··· STORED RECORDS
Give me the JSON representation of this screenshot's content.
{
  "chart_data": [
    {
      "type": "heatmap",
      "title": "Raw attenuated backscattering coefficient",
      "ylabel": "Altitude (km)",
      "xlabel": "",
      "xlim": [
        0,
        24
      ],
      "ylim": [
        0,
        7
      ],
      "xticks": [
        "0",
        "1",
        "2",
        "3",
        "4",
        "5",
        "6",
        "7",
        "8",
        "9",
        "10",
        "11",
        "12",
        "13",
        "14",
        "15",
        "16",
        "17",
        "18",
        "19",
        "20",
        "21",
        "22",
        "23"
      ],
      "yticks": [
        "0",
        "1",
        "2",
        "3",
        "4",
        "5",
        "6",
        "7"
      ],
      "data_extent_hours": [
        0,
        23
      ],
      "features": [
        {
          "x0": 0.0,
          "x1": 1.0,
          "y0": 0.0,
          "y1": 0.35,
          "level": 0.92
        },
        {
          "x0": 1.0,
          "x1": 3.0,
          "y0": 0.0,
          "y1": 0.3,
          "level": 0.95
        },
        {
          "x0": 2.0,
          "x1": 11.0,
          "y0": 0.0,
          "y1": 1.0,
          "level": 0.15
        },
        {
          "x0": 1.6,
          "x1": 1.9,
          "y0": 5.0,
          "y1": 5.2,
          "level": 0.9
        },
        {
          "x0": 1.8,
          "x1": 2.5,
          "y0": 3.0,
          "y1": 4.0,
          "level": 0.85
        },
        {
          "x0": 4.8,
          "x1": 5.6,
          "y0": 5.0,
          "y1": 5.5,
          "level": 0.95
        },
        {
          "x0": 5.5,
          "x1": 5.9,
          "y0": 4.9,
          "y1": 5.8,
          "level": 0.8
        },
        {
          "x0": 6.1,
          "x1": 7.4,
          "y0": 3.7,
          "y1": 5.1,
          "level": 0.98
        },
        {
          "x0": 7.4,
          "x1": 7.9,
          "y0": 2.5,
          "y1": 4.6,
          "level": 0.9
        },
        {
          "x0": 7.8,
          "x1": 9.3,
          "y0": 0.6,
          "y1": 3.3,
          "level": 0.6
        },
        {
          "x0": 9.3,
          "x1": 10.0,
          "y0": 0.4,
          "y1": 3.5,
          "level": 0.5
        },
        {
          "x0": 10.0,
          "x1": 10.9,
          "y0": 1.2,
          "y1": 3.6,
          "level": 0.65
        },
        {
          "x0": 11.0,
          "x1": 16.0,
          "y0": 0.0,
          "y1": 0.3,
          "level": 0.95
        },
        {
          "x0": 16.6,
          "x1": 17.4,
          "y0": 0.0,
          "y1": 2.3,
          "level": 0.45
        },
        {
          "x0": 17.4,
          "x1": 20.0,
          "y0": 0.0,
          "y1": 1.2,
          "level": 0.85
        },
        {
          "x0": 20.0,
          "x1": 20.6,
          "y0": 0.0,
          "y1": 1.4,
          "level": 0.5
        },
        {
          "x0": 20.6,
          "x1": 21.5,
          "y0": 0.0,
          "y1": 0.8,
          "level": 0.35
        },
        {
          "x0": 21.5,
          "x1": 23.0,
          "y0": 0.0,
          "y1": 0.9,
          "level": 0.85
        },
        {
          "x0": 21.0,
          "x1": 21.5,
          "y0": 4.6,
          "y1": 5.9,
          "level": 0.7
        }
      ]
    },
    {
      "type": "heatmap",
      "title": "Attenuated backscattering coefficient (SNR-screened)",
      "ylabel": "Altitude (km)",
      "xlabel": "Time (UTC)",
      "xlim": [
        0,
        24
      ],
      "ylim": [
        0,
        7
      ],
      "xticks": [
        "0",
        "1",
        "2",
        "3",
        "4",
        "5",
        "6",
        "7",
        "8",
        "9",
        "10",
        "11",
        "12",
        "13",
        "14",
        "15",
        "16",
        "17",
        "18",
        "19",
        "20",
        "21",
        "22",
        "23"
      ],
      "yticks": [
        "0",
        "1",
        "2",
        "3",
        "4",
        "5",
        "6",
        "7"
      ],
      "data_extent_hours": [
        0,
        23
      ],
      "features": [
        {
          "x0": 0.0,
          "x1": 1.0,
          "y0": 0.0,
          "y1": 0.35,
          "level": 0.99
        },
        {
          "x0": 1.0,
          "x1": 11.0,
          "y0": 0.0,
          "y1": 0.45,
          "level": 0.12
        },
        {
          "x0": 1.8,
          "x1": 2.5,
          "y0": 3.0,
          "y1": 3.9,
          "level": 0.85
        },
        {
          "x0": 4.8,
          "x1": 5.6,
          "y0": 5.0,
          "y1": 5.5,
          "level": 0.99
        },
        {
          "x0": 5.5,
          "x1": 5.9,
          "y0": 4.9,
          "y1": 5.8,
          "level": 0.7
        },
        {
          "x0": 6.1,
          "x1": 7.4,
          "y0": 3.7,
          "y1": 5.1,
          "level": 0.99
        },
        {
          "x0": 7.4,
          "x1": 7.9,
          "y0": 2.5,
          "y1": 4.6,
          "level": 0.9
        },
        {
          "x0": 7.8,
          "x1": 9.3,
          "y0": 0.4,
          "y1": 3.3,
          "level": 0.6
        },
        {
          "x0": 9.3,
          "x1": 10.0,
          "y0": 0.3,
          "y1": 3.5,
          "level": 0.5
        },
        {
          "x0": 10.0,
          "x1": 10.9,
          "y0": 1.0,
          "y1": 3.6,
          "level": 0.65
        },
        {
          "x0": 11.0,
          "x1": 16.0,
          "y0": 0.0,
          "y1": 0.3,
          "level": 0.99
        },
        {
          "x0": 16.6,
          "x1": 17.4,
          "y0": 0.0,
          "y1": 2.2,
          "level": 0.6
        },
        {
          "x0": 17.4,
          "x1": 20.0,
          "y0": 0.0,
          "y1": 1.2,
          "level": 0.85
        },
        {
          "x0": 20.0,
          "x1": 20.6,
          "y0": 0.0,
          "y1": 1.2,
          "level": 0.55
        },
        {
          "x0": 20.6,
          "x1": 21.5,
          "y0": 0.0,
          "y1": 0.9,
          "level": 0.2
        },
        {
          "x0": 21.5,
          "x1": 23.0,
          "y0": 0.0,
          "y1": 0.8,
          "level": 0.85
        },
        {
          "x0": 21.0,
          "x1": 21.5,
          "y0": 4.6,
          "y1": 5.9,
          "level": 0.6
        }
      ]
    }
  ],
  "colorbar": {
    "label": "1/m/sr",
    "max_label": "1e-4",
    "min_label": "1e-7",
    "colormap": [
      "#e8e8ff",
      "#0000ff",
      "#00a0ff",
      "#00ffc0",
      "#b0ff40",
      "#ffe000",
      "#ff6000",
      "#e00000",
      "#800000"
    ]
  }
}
······
··· STORED RECORDS
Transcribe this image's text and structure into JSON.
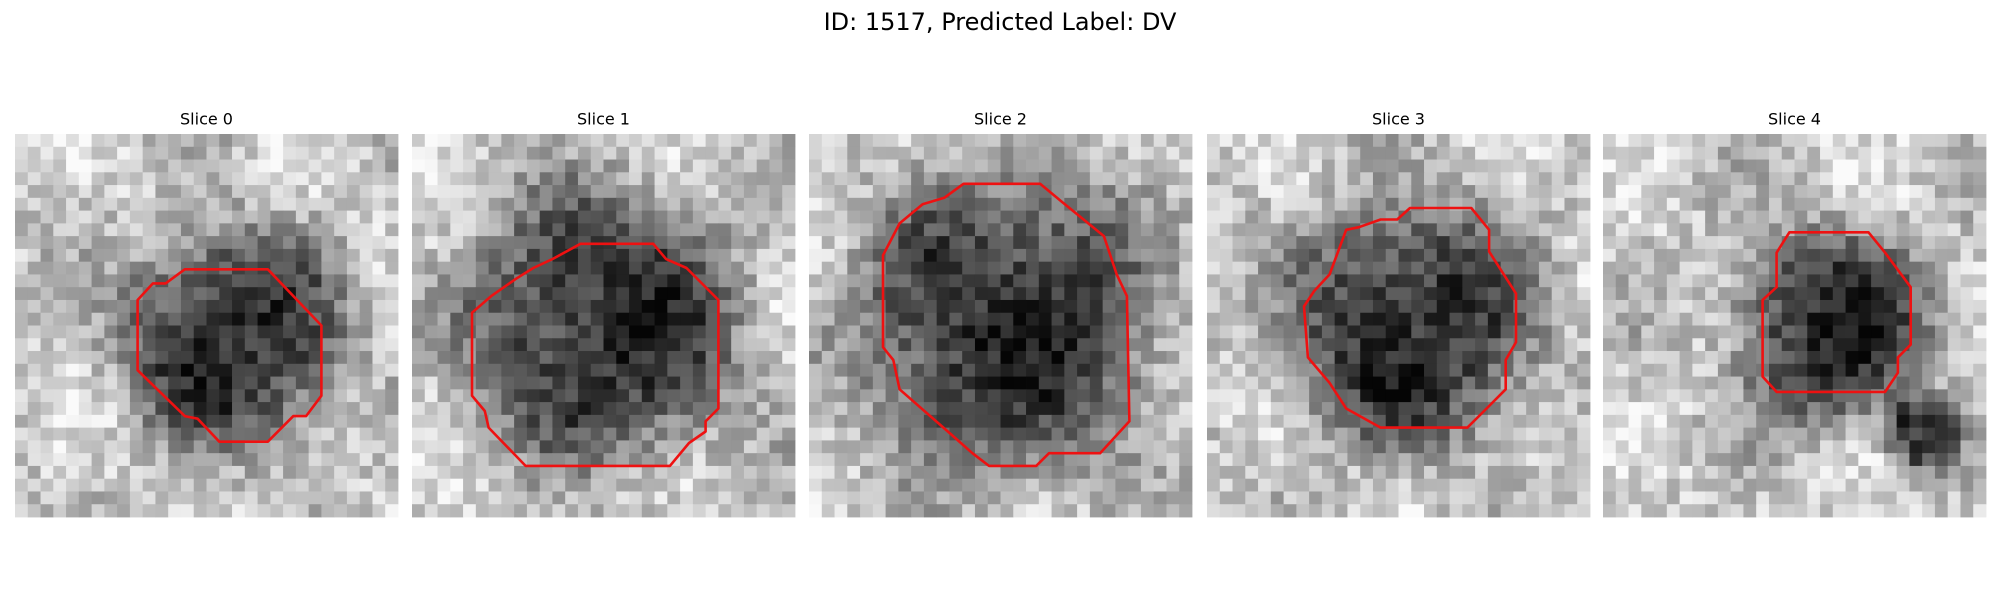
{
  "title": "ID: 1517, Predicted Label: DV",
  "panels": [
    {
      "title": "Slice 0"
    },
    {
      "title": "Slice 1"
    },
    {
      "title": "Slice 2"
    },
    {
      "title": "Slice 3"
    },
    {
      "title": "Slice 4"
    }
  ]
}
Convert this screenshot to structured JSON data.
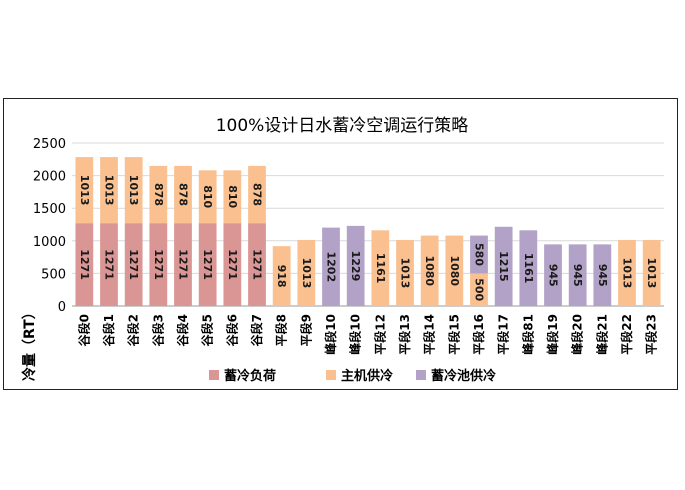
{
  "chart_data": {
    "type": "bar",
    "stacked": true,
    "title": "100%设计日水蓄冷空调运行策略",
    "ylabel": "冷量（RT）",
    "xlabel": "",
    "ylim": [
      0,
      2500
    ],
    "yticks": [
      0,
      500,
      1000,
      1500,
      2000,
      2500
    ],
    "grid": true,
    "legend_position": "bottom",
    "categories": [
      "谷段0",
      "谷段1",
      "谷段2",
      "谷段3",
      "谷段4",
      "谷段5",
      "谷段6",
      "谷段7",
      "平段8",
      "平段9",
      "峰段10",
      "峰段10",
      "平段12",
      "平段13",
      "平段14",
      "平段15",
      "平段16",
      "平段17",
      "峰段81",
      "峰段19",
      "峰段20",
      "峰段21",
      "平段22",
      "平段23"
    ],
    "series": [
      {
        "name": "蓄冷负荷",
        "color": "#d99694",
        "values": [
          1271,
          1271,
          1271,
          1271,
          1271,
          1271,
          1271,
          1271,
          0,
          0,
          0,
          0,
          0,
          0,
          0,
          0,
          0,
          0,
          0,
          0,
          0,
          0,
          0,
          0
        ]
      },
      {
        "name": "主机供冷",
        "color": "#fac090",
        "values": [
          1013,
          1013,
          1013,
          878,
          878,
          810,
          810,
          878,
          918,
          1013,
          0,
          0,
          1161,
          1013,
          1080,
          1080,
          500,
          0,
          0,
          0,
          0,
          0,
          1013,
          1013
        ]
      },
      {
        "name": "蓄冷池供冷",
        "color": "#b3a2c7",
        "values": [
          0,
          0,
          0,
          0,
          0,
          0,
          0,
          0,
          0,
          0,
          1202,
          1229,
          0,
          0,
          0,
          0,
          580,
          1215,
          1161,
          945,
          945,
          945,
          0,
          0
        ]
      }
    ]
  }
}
······
■ SET TASK:
Copy out every line in the listing where the word "backscattering" appears.

■ EXERCISE SOLUTION:
      "title": "Raw attenuated backscattering coefficient",
      "title": "Attenuated backscattering coefficient (SNR-screened)",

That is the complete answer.